[EXERCISE] Please reproduce the listing lines from the one containing "chart-subtitle: Lowest Since" through the one containing "data-label: 31 (684, 525, 712, 547)", both included, with "point" swapped for "marker" and everything else left unchanged.

# start of DATASET

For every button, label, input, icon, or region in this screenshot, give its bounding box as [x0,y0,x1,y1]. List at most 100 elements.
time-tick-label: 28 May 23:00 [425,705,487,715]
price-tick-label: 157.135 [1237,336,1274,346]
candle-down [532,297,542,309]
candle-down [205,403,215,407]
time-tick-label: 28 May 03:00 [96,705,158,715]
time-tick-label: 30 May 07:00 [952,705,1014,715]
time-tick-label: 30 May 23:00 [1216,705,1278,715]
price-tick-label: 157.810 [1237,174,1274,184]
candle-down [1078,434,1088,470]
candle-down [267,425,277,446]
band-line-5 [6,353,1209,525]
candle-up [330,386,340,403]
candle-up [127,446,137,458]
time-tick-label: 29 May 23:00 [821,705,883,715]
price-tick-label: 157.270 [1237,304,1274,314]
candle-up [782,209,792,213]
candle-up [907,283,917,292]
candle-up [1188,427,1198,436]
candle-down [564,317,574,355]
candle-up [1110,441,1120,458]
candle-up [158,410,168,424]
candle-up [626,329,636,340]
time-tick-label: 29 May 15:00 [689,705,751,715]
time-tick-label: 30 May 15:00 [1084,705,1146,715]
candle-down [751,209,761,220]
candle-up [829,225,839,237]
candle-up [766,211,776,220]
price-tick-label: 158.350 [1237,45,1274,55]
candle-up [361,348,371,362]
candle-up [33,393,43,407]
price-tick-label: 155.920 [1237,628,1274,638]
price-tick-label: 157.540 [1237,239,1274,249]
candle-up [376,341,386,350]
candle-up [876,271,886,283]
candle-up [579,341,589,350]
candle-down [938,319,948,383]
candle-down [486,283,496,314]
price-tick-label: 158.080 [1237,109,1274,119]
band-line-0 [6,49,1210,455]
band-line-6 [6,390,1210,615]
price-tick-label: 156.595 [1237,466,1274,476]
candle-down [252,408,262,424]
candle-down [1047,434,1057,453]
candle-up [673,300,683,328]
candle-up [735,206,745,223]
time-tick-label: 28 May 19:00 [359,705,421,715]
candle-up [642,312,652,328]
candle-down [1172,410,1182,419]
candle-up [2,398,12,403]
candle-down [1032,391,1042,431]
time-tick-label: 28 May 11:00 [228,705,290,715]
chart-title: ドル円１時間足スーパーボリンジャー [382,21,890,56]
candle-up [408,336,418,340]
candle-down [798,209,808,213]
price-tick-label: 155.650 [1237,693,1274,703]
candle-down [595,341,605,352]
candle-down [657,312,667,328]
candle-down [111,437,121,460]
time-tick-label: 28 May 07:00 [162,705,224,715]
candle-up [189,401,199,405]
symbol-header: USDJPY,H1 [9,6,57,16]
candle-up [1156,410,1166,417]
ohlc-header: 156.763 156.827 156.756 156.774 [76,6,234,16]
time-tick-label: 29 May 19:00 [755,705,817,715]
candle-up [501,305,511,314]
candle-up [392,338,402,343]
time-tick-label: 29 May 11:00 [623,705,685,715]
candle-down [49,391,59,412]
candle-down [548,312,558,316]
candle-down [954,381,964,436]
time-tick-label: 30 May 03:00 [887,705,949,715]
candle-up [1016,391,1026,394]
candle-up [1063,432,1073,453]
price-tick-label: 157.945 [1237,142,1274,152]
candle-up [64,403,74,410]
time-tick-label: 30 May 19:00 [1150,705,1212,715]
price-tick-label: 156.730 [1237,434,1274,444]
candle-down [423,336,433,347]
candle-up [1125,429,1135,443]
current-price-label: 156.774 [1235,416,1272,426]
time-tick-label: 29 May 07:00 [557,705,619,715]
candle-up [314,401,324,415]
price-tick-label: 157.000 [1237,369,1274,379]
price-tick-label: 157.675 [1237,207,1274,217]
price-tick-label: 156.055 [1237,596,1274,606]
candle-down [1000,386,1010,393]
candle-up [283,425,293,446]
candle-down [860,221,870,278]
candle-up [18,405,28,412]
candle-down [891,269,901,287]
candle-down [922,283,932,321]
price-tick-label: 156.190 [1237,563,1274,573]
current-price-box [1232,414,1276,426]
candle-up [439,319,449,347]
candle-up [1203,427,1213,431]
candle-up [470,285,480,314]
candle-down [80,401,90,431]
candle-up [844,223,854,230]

# end of DATASET
# start of DATASET

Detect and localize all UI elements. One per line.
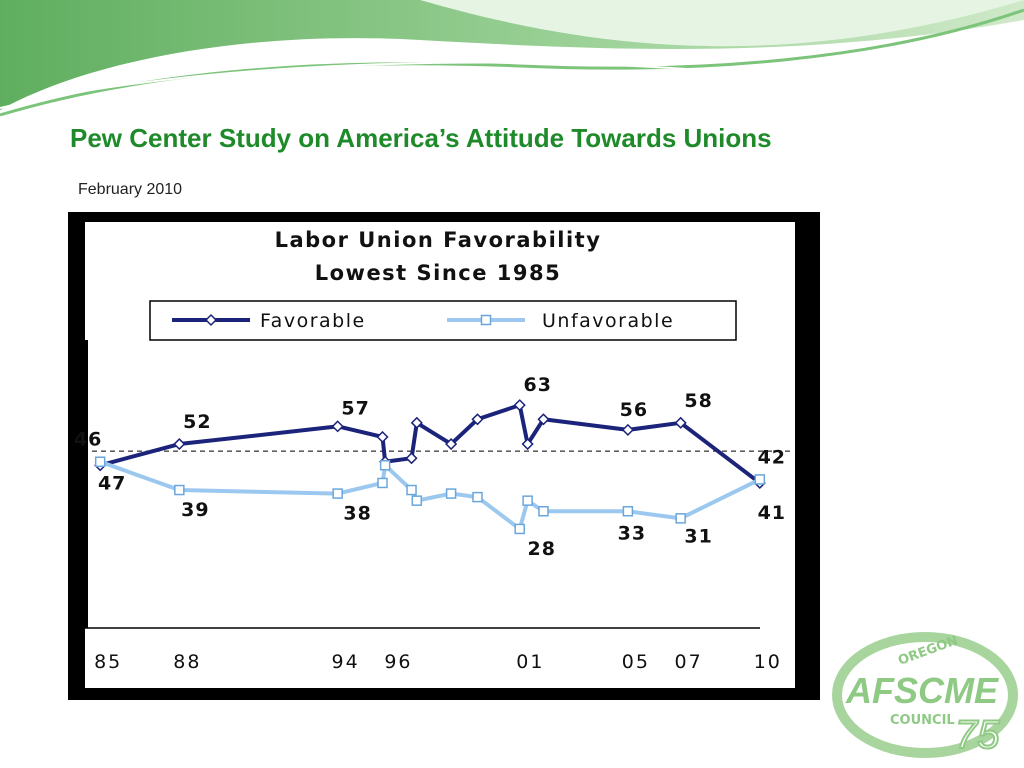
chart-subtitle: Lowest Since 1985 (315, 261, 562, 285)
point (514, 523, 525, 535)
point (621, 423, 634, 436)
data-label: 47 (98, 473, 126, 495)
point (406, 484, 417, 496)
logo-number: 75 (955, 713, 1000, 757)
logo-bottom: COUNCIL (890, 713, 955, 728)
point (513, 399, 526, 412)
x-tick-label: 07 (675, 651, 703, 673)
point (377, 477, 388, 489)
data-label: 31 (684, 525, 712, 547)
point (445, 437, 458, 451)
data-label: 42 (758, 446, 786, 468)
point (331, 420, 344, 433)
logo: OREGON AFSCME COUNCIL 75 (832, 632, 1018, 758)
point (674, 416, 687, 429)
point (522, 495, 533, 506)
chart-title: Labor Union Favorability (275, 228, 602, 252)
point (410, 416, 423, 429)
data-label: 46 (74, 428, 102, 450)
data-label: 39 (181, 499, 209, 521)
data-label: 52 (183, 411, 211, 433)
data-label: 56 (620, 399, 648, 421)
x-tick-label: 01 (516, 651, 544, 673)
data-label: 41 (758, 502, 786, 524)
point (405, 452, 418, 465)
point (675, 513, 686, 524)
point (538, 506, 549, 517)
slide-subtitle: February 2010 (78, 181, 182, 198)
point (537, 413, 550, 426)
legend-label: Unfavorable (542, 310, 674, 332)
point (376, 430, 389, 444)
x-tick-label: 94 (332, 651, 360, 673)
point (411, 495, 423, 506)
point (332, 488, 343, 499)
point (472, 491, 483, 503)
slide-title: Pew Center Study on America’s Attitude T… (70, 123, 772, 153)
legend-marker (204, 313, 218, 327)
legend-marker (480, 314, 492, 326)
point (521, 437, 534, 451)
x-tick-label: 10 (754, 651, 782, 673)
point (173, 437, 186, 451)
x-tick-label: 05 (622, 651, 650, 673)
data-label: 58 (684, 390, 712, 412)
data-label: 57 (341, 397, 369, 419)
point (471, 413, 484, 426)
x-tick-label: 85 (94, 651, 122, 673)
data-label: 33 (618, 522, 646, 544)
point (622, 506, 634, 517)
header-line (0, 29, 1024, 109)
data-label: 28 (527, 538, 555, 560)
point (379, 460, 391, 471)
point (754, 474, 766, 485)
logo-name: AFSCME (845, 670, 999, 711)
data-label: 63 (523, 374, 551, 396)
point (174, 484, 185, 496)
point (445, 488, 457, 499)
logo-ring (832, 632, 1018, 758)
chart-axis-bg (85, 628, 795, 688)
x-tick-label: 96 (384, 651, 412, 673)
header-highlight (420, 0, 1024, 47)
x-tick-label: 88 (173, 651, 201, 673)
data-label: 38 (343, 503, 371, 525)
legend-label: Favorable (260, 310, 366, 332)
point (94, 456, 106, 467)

# end of DATASET

[OUTPUT]
chart-subtitle: Lowest Since 1985 (315, 261, 562, 285)
marker (514, 523, 525, 535)
marker (621, 423, 634, 436)
data-label: 47 (98, 473, 126, 495)
marker (406, 484, 417, 496)
logo-number: 75 (955, 713, 1000, 757)
logo-bottom: COUNCIL (890, 713, 955, 728)
marker (513, 399, 526, 412)
x-tick-label: 07 (675, 651, 703, 673)
marker (377, 477, 388, 489)
data-label: 31 (684, 525, 712, 547)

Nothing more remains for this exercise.